Records from a data collection
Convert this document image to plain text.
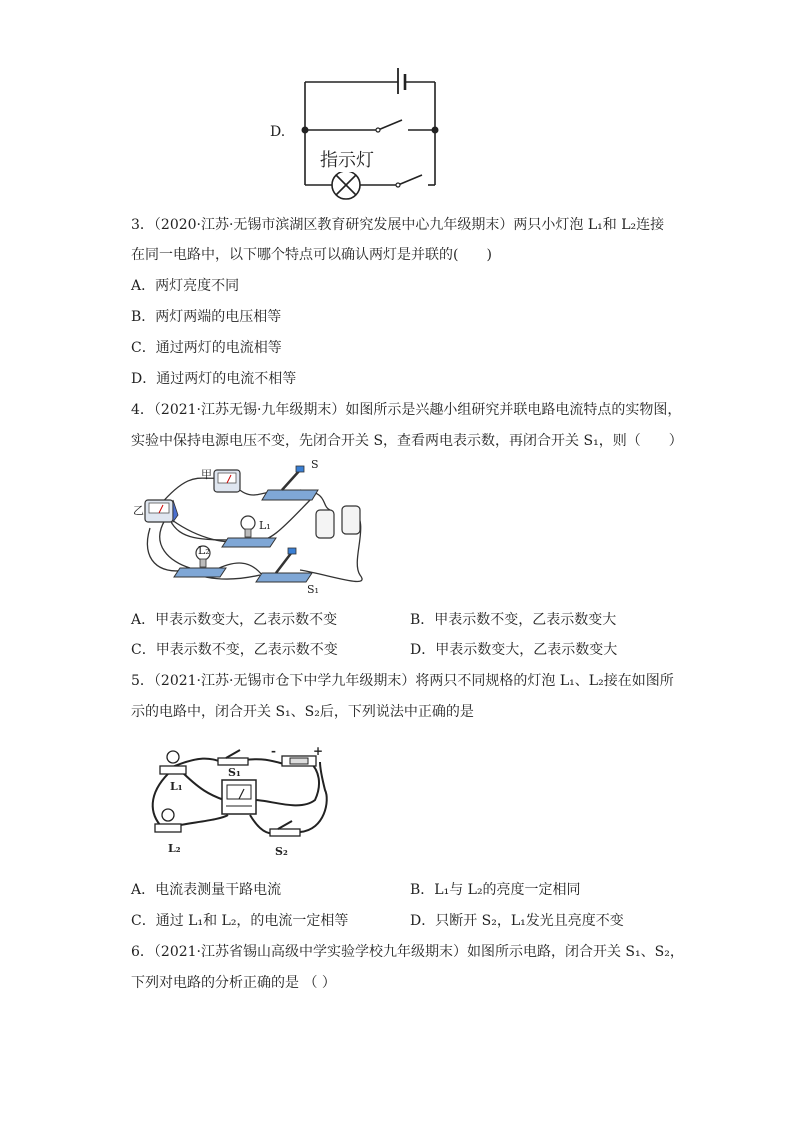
D.
指示灯
3．（2020·江苏·无锡市滨湖区教育研究发展中心九年级期末）两只小灯泡 L₁和 L₂连接
在同一电路中，以下哪个特点可以确认两灯是并联的(　　)
A．两灯亮度不同
B．两灯两端的电压相等
C．通过两灯的电流相等
D．通过两灯的电流不相等
4．（2021·江苏无锡·九年级期末）如图所示是兴趣小组研究并联电路电流特点的实物图，
实验中保持电源电压不变，先闭合开关 S，查看两电表示数，再闭合开关 S₁，则（　　）
甲
乙
S
L₁
L₂
S₁
A．甲表示数变大，乙表示数不变	B．甲表示数不变，乙表示数变大
C．甲表示数不变，乙表示数不变	D．甲表示数变大，乙表示数变大
5．（2021·江苏·无锡市仓下中学九年级期末）将两只不同规格的灯泡 L₁、L₂接在如图所
示的电路中，闭合开关 S₁、S₂后，下列说法中正确的是
L₁
S₁
-	+
L₂	S₂
A．电流表测量干路电流	B．L₁与 L₂的亮度一定相同
C．通过 L₁和 L₂，的电流一定相等	D．只断开 S₂，L₁发光且亮度不变
6．（2021·江苏省锡山高级中学实验学校九年级期末）如图所示电路，闭合开关 S₁、S₂，
下列对电路的分析正确的是 （ ）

Stated task
Gather all lines with the string "乙表示数变大" from the data.

Solution to this exercise
A．甲表示数变大，乙表示数不变	B．甲表示数不变，乙表示数变大
C．甲表示数不变，乙表示数不变	D．甲表示数变大，乙表示数变大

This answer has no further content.